| Your instructions |
Search the material for the word "type" and report each line where it turns up.

| Record set |

########

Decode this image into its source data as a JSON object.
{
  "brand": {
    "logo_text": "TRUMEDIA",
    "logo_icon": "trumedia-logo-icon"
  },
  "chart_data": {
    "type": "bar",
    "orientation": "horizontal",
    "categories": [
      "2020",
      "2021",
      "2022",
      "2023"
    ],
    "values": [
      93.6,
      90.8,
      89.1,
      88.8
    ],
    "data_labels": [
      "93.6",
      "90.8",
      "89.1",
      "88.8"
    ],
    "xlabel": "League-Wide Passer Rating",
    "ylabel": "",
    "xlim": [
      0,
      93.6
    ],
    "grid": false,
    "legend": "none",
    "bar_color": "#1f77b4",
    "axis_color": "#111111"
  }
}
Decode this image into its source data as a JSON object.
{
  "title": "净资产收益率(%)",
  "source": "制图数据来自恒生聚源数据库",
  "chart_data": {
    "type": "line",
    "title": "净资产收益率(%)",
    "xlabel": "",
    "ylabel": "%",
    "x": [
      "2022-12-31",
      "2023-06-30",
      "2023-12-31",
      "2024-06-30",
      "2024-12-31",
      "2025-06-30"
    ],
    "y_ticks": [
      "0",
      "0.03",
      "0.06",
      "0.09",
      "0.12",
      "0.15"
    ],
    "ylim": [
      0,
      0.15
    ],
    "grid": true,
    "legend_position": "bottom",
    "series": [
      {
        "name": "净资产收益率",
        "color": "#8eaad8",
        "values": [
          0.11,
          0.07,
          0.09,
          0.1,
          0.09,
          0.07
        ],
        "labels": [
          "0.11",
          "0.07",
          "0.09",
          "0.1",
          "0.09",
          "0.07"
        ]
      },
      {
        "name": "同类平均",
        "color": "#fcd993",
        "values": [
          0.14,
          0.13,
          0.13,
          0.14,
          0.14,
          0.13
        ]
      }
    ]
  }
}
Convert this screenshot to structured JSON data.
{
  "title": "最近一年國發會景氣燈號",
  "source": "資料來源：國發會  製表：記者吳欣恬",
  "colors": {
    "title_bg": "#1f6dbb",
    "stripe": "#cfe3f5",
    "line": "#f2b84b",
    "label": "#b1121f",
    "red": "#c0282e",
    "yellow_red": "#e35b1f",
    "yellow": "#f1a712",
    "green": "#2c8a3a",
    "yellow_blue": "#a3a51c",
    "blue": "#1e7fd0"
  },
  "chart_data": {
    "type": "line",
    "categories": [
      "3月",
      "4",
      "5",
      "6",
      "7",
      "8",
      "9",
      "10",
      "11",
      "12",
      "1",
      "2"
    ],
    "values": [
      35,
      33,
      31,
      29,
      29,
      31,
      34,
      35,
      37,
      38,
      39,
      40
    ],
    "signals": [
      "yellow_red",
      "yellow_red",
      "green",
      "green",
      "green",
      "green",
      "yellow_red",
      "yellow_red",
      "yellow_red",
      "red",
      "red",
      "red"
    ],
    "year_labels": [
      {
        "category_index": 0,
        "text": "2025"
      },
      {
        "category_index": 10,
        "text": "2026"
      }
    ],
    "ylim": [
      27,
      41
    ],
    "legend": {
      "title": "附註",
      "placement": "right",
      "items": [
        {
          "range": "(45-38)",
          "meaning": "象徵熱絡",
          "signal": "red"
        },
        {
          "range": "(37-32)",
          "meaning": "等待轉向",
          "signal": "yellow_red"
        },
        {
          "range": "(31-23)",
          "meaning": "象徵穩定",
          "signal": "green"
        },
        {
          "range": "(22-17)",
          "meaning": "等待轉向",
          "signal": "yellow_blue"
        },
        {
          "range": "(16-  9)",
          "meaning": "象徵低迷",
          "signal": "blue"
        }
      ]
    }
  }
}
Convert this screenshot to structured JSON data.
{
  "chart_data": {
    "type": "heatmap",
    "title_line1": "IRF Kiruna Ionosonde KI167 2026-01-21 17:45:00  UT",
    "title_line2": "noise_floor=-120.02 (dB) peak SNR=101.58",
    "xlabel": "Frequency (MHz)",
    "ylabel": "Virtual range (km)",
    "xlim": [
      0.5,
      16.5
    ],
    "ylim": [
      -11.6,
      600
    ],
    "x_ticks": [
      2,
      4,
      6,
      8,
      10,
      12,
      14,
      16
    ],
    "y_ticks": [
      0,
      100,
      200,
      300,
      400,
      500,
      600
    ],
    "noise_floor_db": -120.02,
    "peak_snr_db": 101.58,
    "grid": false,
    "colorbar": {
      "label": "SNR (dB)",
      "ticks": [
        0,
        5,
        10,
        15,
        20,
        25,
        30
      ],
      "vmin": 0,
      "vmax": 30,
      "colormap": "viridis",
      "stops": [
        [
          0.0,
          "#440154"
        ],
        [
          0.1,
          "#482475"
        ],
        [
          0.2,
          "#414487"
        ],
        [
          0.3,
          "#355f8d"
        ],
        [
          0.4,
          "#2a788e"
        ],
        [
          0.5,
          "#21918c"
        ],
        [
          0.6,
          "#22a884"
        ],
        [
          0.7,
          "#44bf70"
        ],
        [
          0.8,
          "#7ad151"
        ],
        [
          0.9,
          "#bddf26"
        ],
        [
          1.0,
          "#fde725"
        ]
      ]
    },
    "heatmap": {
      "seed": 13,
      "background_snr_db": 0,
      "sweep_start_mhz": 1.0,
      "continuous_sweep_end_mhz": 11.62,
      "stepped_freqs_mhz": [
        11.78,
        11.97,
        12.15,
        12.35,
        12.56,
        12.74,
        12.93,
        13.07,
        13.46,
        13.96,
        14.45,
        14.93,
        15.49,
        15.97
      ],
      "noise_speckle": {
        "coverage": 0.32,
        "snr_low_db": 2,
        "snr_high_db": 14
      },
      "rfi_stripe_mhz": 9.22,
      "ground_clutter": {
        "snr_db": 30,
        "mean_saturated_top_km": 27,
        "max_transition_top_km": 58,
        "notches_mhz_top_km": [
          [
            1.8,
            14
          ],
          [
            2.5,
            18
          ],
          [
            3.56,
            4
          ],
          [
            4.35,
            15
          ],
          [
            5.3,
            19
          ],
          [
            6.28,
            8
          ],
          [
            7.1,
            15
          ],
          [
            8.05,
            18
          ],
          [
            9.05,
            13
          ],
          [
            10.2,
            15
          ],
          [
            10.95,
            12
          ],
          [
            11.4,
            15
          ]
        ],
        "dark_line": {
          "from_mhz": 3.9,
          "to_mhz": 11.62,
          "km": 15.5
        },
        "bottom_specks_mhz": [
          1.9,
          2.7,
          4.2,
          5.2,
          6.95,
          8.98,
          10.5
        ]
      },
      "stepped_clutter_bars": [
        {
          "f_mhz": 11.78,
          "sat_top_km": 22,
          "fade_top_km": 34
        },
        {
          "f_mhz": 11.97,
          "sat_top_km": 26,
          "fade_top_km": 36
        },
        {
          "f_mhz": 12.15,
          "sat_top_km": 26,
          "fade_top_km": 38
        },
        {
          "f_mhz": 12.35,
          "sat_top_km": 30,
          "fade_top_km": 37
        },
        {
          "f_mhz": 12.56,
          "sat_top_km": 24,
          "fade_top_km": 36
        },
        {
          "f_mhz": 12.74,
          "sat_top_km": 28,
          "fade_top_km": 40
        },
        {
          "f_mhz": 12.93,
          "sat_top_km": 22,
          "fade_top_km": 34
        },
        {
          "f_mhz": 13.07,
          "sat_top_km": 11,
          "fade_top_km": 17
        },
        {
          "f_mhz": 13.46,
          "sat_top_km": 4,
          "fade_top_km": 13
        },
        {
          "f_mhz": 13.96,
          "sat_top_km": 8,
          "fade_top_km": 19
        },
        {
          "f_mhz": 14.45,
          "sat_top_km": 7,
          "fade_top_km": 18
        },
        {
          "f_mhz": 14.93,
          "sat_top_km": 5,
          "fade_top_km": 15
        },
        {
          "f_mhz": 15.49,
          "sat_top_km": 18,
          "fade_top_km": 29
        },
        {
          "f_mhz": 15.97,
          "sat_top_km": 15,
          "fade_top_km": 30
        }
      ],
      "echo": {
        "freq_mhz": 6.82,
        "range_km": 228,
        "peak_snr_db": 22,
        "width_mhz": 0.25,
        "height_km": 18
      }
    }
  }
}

########

| Solution for this problem |
    "type": "bar",
    "type": "line",
    "type": "line",
    "type": "heatmap",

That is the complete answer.